## WHAT TO PRODUCE
Return every line from the records below with the string "Little".
EXERCISE DATA Start Marker
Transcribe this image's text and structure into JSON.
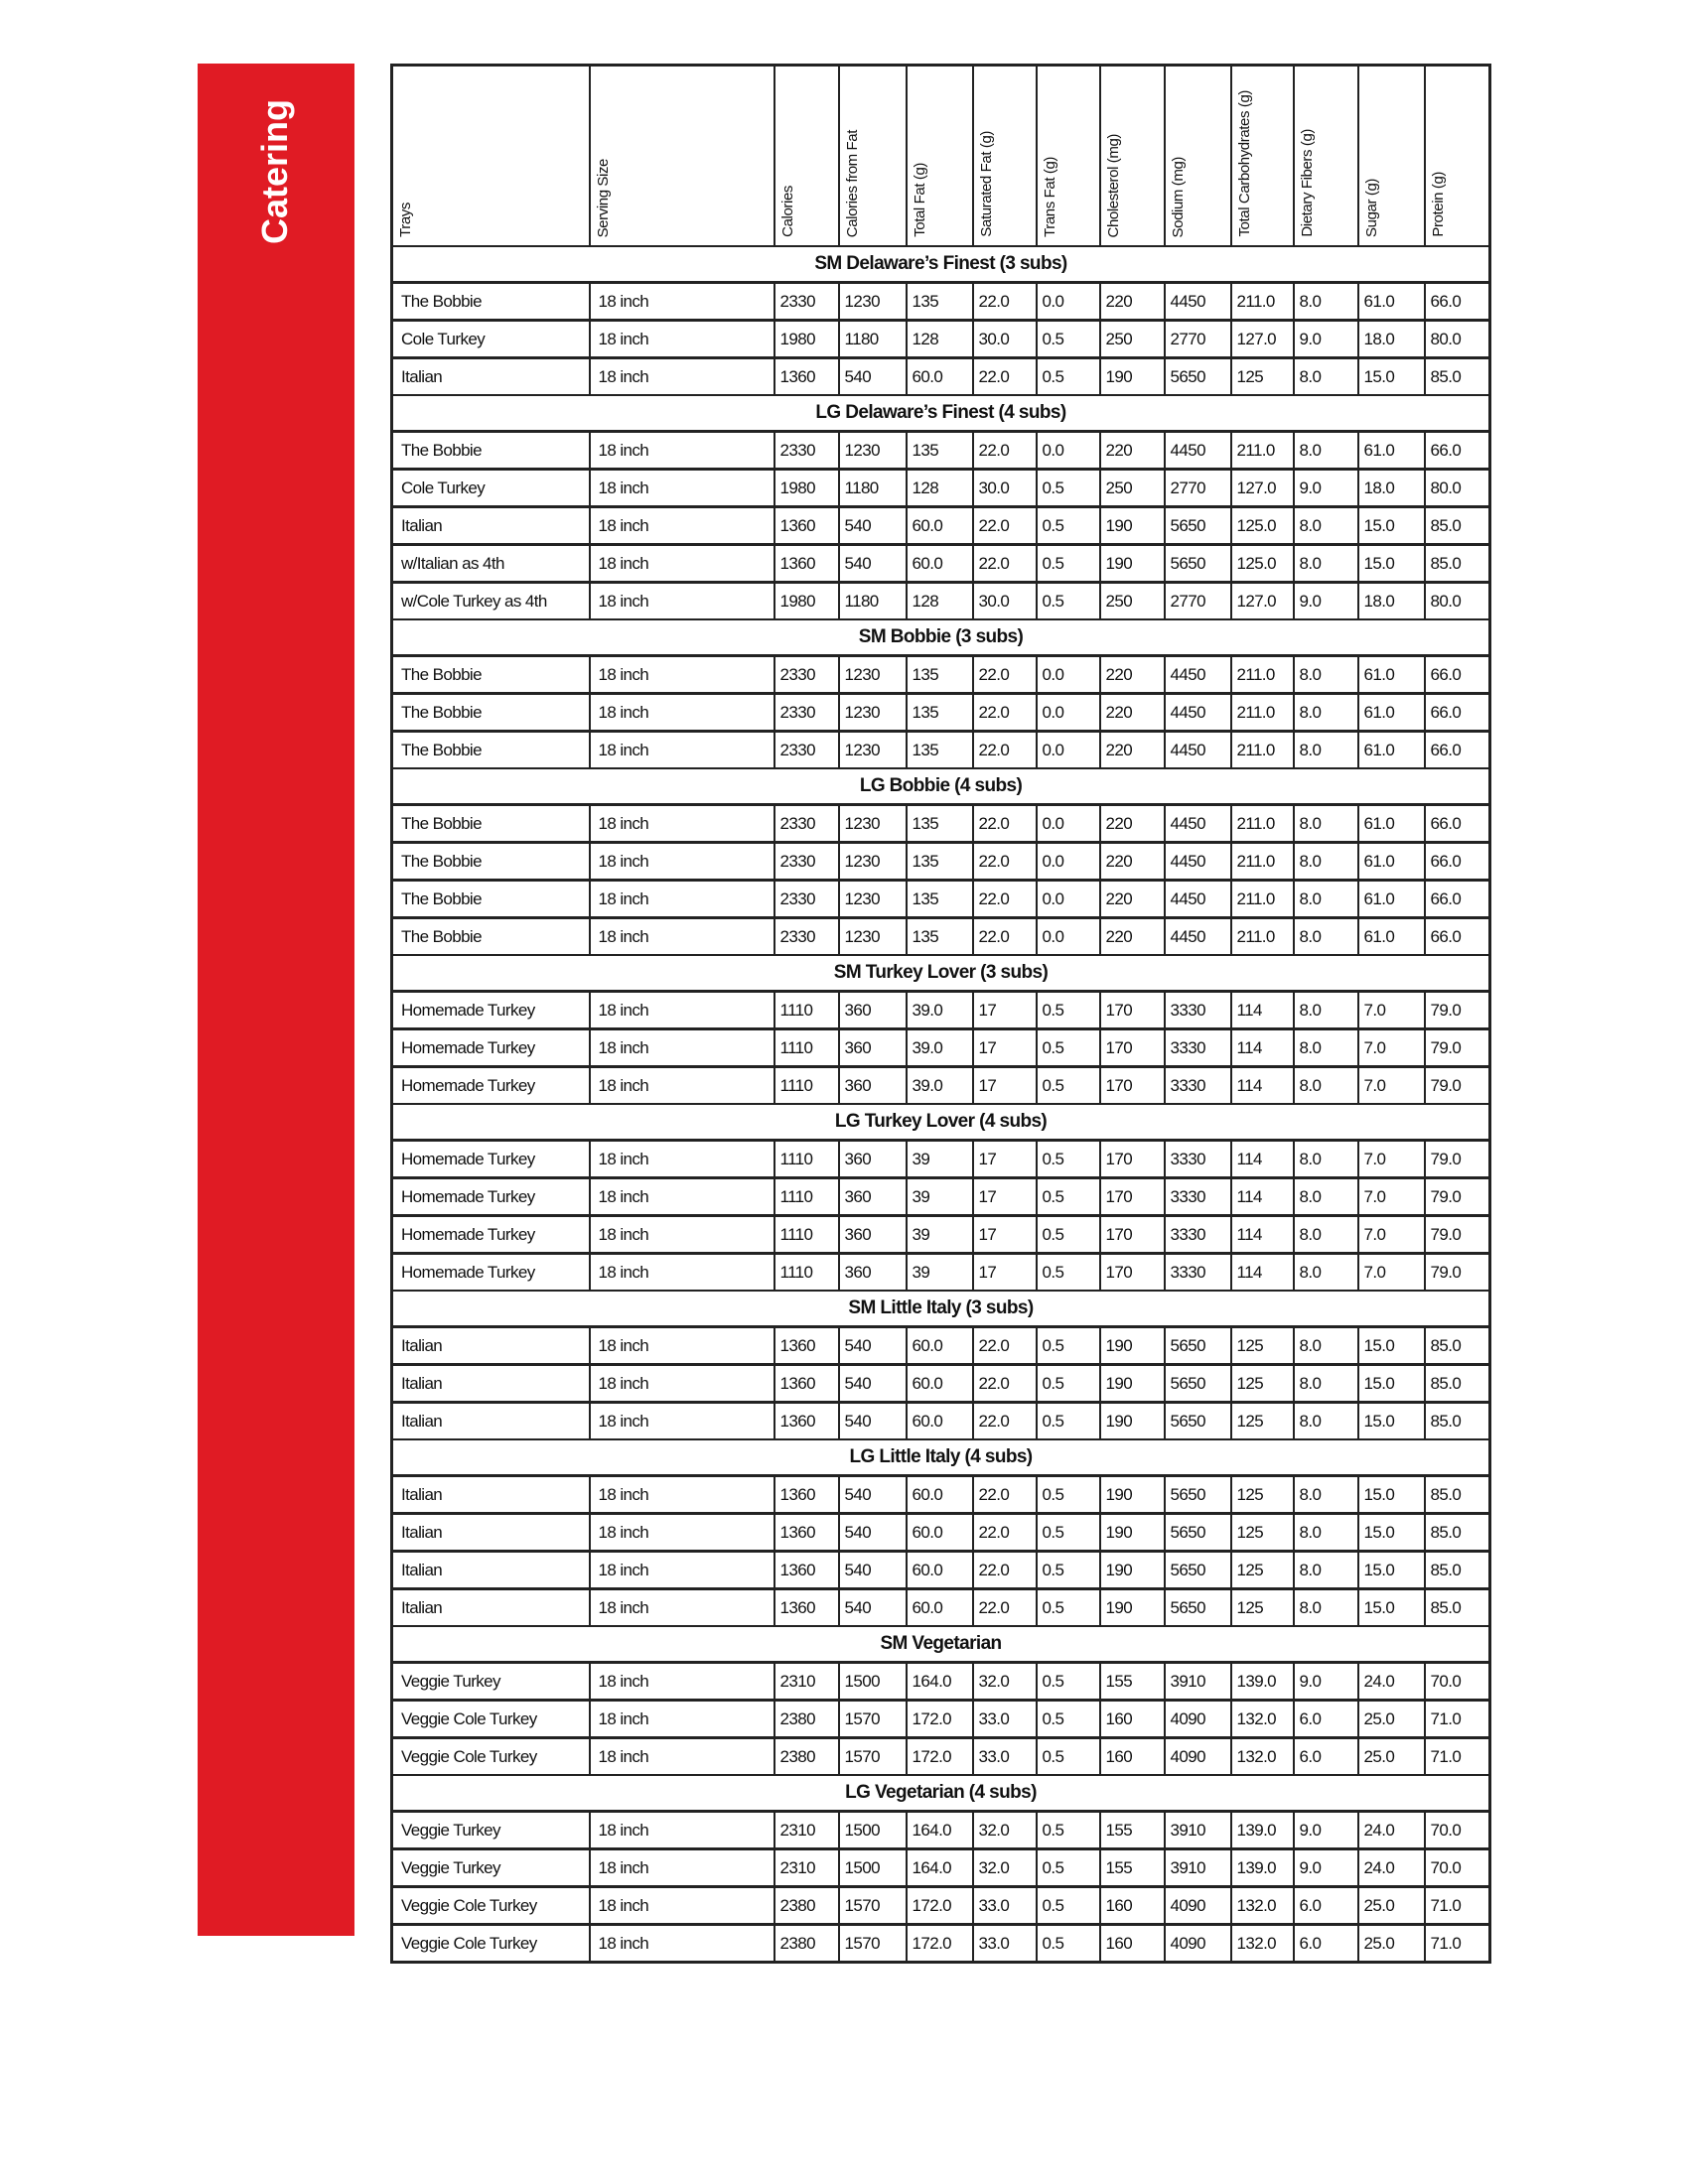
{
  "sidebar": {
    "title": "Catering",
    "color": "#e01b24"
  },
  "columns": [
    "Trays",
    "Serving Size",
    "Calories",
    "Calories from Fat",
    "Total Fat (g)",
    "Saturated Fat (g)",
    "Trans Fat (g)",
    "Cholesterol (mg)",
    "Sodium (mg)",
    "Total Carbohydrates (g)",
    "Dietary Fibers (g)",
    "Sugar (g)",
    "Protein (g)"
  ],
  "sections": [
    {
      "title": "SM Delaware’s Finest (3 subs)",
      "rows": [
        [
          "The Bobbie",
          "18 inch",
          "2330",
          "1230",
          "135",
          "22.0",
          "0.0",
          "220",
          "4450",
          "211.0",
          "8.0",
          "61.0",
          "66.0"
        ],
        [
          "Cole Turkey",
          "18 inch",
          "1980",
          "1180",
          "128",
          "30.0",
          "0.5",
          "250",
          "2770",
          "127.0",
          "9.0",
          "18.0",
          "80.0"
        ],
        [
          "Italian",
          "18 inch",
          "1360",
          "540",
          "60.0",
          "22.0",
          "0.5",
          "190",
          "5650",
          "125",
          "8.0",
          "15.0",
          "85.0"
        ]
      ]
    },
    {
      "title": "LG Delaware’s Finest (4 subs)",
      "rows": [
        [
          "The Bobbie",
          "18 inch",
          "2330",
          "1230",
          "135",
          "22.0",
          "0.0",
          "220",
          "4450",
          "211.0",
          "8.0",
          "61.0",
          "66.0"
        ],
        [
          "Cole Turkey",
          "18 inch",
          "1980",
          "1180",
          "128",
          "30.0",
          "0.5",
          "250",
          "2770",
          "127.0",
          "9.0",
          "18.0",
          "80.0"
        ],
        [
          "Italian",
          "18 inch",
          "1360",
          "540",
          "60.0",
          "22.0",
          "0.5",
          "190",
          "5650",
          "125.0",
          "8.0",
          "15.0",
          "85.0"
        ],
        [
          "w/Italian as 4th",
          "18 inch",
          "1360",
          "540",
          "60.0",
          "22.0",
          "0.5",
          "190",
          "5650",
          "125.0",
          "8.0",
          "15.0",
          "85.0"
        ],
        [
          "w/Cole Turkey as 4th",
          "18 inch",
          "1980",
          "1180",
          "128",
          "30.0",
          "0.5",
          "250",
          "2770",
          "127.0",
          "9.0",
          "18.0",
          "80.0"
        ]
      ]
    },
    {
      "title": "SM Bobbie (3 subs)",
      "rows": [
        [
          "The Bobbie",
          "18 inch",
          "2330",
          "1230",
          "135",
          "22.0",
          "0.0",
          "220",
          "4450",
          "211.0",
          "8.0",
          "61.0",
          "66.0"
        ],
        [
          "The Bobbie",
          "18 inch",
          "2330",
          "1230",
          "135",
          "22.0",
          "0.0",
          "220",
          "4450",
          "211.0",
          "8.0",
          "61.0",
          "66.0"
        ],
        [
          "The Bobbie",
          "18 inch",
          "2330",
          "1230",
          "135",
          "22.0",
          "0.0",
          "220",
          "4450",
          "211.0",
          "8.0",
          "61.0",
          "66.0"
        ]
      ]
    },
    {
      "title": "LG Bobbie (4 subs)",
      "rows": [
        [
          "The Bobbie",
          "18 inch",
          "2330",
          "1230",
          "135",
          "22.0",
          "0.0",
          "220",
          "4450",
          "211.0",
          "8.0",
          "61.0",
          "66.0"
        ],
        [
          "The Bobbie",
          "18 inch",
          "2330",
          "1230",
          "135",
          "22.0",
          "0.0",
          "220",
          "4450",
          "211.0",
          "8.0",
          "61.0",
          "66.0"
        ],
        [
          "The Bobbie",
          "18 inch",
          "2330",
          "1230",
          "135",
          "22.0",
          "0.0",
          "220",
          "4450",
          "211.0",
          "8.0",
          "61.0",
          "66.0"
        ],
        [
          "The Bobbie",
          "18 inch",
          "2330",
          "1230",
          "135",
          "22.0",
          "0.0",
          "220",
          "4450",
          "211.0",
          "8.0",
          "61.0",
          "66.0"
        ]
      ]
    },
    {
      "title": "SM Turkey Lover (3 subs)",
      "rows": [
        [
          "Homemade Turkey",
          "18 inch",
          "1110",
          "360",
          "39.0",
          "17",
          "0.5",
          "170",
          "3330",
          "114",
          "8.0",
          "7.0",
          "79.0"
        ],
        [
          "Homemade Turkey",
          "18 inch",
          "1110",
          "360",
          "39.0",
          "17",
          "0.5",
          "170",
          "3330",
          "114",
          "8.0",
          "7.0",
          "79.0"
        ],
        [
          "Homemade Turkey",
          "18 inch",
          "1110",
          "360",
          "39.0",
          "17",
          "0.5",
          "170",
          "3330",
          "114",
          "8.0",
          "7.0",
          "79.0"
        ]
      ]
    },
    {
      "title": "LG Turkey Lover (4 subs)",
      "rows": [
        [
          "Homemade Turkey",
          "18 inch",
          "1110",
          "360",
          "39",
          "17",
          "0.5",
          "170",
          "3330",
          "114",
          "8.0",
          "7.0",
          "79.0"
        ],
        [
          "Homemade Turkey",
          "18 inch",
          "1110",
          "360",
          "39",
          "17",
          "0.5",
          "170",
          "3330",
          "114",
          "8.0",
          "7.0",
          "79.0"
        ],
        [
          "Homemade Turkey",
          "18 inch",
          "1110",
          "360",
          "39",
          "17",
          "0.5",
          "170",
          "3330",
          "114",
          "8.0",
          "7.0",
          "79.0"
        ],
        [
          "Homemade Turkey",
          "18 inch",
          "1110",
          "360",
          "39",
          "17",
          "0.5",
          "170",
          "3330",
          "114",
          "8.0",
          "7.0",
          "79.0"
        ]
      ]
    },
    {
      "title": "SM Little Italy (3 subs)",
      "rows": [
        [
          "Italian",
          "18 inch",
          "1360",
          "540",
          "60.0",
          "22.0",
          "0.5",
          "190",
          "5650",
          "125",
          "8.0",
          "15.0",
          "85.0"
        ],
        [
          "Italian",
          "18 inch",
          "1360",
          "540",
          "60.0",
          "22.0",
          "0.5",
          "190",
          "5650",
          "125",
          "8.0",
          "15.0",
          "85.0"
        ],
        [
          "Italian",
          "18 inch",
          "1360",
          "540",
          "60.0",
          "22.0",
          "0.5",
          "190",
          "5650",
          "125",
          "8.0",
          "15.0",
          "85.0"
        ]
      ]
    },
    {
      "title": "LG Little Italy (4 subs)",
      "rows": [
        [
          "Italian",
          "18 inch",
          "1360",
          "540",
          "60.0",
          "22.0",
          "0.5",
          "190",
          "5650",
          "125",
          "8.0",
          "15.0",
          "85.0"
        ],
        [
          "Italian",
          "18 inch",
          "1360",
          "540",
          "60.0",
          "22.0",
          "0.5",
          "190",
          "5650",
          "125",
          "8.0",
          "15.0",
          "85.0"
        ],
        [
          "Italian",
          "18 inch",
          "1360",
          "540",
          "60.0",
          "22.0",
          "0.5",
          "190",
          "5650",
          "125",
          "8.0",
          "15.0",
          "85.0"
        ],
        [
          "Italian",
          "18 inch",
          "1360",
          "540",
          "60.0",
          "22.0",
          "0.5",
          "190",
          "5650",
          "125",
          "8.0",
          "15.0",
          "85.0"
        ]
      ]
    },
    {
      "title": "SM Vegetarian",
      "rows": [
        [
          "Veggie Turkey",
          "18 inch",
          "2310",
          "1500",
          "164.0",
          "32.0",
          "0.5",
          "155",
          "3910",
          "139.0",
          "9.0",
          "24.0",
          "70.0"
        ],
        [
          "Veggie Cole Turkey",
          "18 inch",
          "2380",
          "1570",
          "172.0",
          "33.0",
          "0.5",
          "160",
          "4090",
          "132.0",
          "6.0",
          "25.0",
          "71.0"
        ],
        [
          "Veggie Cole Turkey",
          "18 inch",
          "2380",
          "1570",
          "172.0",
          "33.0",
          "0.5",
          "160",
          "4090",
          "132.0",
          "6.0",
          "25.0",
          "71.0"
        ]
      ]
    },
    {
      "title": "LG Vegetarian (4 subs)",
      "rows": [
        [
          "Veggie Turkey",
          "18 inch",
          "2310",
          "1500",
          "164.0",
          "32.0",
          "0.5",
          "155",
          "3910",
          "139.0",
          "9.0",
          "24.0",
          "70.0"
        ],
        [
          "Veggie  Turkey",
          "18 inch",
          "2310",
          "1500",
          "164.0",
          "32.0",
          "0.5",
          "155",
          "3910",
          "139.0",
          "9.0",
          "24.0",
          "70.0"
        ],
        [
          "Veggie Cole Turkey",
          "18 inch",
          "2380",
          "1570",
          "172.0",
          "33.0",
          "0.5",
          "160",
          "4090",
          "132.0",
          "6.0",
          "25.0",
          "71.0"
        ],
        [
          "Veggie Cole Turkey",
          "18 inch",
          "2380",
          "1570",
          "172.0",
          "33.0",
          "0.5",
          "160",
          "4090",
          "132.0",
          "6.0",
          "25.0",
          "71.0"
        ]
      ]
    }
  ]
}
EXERCISE DATA End Marker
## RESULT OF THE EXERCISE
      "title": "SM Little Italy (3 subs)",
      "title": "LG Little Italy (4 subs)",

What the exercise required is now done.